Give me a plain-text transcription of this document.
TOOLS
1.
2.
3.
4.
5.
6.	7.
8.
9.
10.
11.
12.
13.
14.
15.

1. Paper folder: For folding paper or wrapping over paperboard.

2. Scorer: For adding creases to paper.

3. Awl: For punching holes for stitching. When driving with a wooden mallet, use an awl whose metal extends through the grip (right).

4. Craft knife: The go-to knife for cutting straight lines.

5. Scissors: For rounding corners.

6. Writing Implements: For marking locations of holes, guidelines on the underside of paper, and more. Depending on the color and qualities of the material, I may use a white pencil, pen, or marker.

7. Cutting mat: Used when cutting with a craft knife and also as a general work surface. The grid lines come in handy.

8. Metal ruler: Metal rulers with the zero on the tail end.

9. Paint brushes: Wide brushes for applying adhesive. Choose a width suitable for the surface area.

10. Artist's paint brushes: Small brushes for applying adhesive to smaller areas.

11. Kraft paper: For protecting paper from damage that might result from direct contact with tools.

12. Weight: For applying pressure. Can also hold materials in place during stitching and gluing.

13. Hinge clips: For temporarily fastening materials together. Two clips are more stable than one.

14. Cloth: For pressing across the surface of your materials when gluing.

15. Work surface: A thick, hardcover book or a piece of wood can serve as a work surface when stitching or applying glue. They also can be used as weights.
········
Aim ▸
Quote the listing in full, please, keeping every line exact.

Output ▸
Give me a plain-text transcription of this document.
TOOLS
1.
2.
3.
4.
5.
6.	7.
8.
9.
10.
11.
12.
13.
14.
15.

1. Paper folder: For folding paper or wrapping over paperboard.

2. Scorer: For adding creases to paper.

3. Awl: For punching holes for stitching. When driving with a wooden mallet, use an awl whose metal extends through the grip (right).

4. Craft knife: The go-to knife for cutting straight lines.

5. Scissors: For rounding corners.

6. Writing Implements: For marking locations of holes, guidelines on the underside of paper, and more. Depending on the color and qualities of the material, I may use a white pencil, pen, or marker.

7. Cutting mat: Used when cutting with a craft knife and also as a general work surface. The grid lines come in handy.

8. Metal ruler: Metal rulers with the zero on the tail end.

9. Paint brushes: Wide brushes for applying adhesive. Choose a width suitable for the surface area.

10. Artist's paint brushes: Small brushes for applying adhesive to smaller areas.

11. Kraft paper: For protecting paper from damage that might result from direct contact with tools.

12. Weight: For applying pressure. Can also hold materials in place during stitching and gluing.

13. Hinge clips: For temporarily fastening materials together. Two clips are more stable than one.

14. Cloth: For pressing across the surface of your materials when gluing.

15. Work surface: A thick, hardcover book or a piece of wood can serve as a work surface when stitching or applying glue. They also can be used as weights.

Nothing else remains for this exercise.